◆ **Your goal**: Go through the data below. Pull out every line that has the word "Комиссий".

[Stored records]
•••

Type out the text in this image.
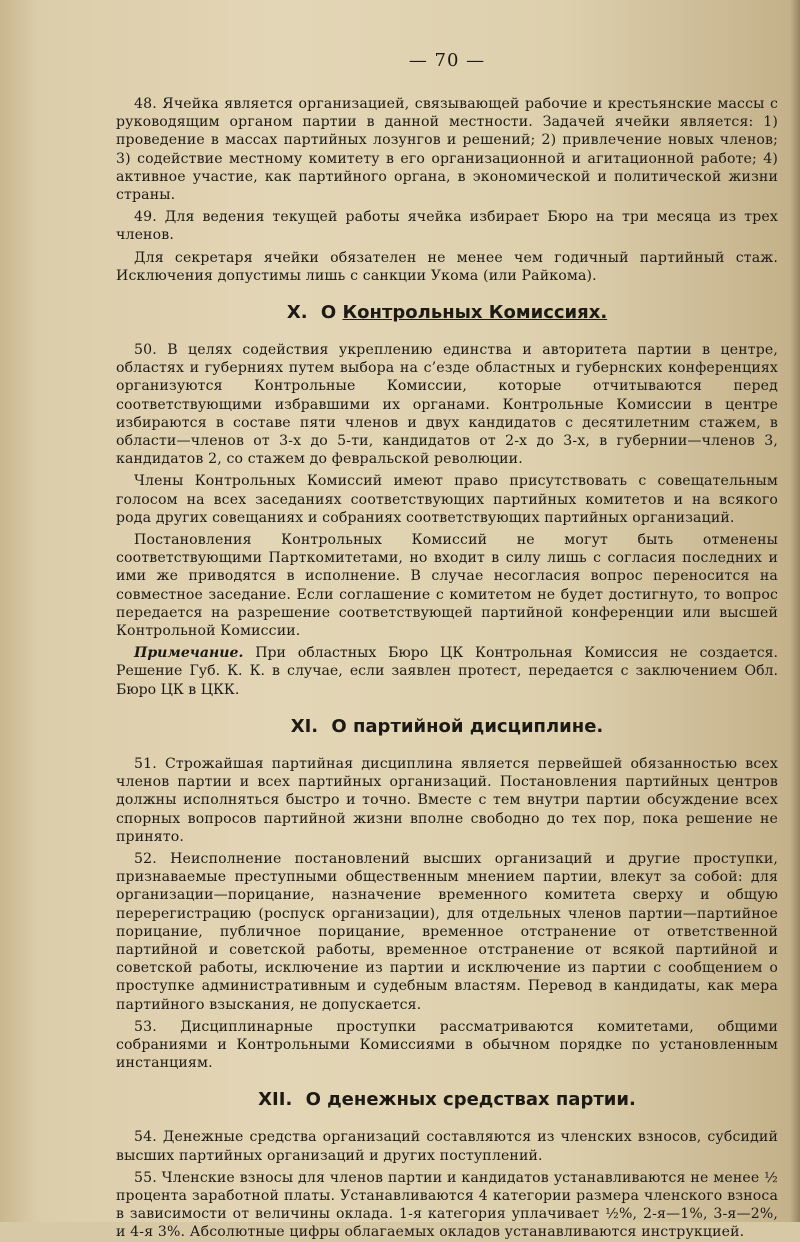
— 70 —

48. Ячейка является организацией, связывающей рабочие и крестьянские массы с руководящим органом партии в данной местности. Задачей ячейки является: 1) проведение в массах партийных лозунгов и решений; 2) привлечение новых членов; 3) содействие местному комитету в его организационной и агитационной работе; 4) активное участие, как партийного органа, в экономической и политической жизни страны.

49. Для ведения текущей работы ячейка избирает Бюро на три месяца из трех членов.

Для секретаря ячейки обязателен не менее чем годичный партийный стаж. Исключения допустимы лишь с санкции Укома (или Райкома).

X. О Контрольных Комиссиях.

50. В целях содействия укреплению единства и авторитета партии в центре, областях и губерниях путем выбора на с’езде областных и губернских конференциях организуются Контрольные Комиссии, которые отчитываются перед соответствующими избравшими их органами. Контрольные Комиссии в центре избираются в составе пяти членов и двух кандидатов с десятилетним стажем, в области—членов от 3-х до 5-ти, кандидатов от 2-х до 3-х, в губернии—членов 3, кандидатов 2, со стажем до февральской революции.

Члены Контрольных Комиссий имеют право присутствовать с совещательным голосом на всех заседаниях соответствующих партийных комитетов и на всякого рода других совещаниях и собраниях соответствующих партийных организаций.

Постановления Контрольных Комиссий не могут быть отменены соответствующими Парткомитетами, но входит в силу лишь с согласия последних и ими же приводятся в исполнение. В случае несогласия вопрос переносится на совместное заседание. Если соглашение с комитетом не будет достигнуто, то вопрос передается на разрешение соответствующей партийной конференции или высшей Контрольной Комиссии.

Примечание. При областных Бюро ЦК Контрольная Комиссия не создается. Решение Губ. К. К. в случае, если заявлен протест, передается с заключением Обл. Бюро ЦК в ЦКК.

XI. О партийной дисциплине.

51. Строжайшая партийная дисциплина является первейшей обязанностью всех членов партии и всех партийных организаций. Постановления партийных центров должны исполняться быстро и точно. Вместе с тем внутри партии обсуждение всех спорных вопросов партийной жизни вполне свободно до тех пор, пока решение не принято.

52. Неисполнение постановлений высших организаций и другие проступки, признаваемые преступными общественным мнением партии, влекут за собой: для организации—порицание, назначение временного комитета сверху и общую перерегистрацию (роспуск организации), для отдельных членов партии—партийное порицание, публичное порицание, временное отстранение от ответственной партийной и советской работы, временное отстранение от всякой партийной и советской работы, исключение из партии и исключение из партии с сообщением о проступке административным и судебным властям. Перевод в кандидаты, как мера партийного взыскания, не допускается.

53. Дисциплинарные проступки рассматриваются комитетами, общими собраниями и Контрольными Комиссиями в обычном порядке по установленным инстанциям.

XII. О денежных средствах партии.

54. Денежные средства организаций составляются из членских взносов, субсидий высших партийных организаций и других поступлений.

55. Членские взносы для членов партии и кандидатов устанавливаются не менее ½ процента заработной платы. Устанавливаются 4 категории размера членского взноса в зависимости от величины оклада. 1-я категория уплачивает ½%, 2-я—1%, 3-я—2%, и 4-я 3%. Абсолютные цифры облагаемых окладов устанавливаются инструкцией.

•••

◆ **Written answer**:
Члены Контрольных Комиссий имеют право присутствовать с совещательным голосом на всех заседаниях соответствующих партийных комитетов и на всякого рода других совещаниях и собраниях соответствующих партийных организаций.
Постановления Контрольных Комиссий не могут быть отменены соответствующими Парткомитетами, но входит в силу лишь с согласия последних и ими же приводятся в исполнение. В случае несогласия вопрос переносится на совместное заседание. Если соглашение с комитетом не будет достигнуто, то вопрос передается на разрешение соответствующей партийной конференции или высшей Контрольной Комиссии.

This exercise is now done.